## Material to process
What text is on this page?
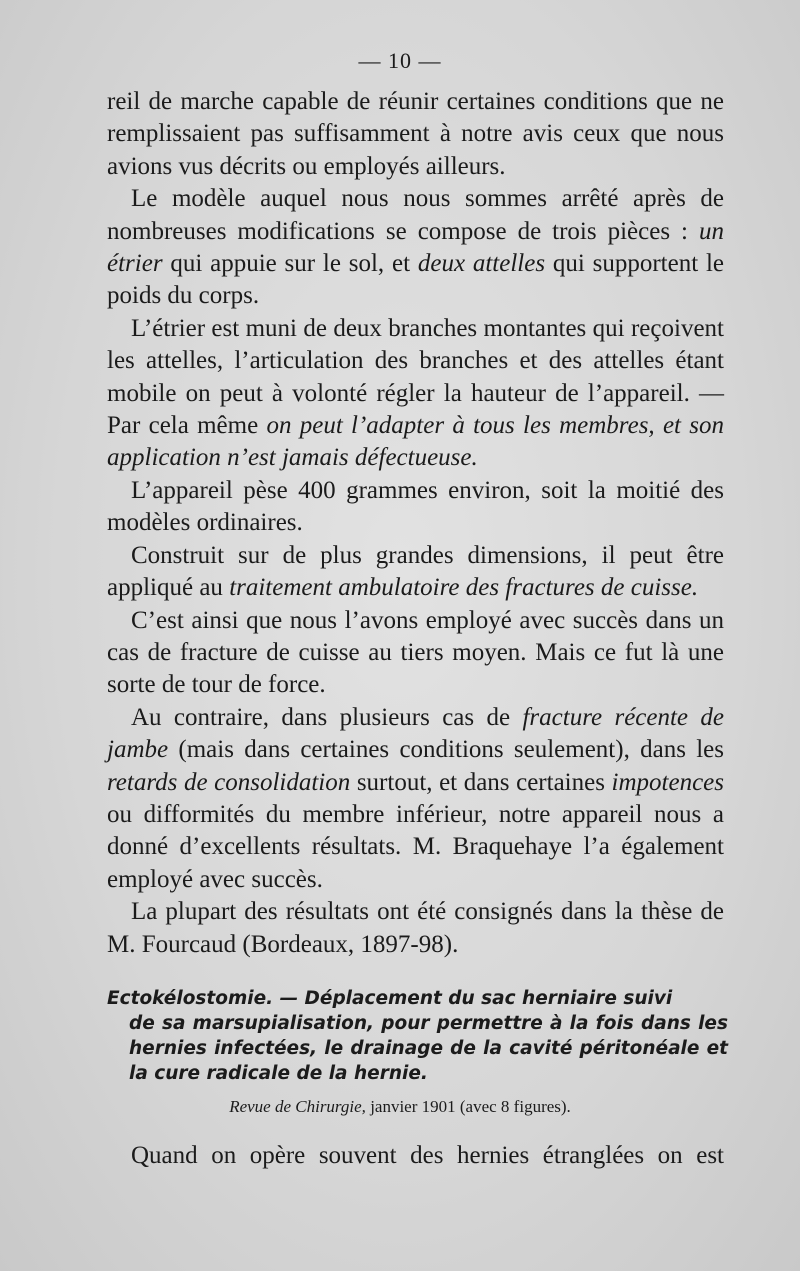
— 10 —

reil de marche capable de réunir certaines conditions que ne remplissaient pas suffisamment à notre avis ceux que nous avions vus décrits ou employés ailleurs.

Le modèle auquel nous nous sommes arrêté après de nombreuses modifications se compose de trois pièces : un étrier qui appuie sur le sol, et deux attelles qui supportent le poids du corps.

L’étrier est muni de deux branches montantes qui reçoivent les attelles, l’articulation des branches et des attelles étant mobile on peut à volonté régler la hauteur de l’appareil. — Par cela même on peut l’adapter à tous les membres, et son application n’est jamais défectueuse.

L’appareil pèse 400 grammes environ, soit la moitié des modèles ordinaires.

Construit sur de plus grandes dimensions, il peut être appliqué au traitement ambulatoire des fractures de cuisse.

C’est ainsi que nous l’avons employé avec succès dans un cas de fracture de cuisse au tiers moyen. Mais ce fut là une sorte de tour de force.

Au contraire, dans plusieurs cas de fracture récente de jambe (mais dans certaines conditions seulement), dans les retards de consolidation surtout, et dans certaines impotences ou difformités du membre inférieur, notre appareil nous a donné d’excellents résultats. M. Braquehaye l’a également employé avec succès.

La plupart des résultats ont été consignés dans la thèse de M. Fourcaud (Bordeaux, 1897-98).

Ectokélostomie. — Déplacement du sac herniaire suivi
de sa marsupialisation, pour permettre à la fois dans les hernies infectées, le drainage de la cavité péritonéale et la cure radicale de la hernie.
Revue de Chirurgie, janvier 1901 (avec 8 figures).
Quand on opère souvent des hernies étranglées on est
* * *
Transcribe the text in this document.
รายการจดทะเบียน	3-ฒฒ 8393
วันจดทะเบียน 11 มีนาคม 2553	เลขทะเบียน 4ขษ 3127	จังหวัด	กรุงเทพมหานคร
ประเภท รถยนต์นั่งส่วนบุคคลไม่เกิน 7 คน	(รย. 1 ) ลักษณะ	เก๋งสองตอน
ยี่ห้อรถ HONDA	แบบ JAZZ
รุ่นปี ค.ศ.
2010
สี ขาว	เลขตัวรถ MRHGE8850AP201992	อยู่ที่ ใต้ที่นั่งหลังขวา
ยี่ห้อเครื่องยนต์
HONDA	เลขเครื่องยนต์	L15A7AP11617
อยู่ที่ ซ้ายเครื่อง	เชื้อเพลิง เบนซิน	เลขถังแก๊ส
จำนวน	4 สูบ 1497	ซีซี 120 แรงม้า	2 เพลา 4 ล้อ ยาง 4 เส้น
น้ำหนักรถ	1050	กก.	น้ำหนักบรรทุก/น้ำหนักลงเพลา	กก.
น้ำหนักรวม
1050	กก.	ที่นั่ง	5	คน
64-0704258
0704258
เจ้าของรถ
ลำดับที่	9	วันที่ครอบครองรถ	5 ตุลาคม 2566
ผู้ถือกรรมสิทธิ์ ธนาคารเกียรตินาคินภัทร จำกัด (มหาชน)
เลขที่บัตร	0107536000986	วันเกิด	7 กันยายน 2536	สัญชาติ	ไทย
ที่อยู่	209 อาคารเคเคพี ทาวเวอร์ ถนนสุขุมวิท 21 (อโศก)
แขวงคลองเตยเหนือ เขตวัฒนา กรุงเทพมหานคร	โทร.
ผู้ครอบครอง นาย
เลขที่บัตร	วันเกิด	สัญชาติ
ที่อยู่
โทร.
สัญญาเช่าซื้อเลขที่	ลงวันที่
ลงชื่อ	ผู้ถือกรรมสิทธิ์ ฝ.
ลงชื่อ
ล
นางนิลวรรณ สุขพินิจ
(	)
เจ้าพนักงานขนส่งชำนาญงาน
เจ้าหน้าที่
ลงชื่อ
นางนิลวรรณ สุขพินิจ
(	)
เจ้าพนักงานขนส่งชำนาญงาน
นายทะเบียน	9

## Exercise brief
Filter lines by "résultats" and return each hit.

## Solution below
Au contraire, dans plusieurs cas de fracture récente de jambe (mais dans certaines conditions seulement), dans les retards de consolidation surtout, et dans certaines impotences ou difformités du membre inférieur, notre appareil nous a donné d’excellents résultats. M. Braquehaye l’a également employé avec succès.
La plupart des résultats ont été consignés dans la thèse de M. Fourcaud (Bordeaux, 1897-98).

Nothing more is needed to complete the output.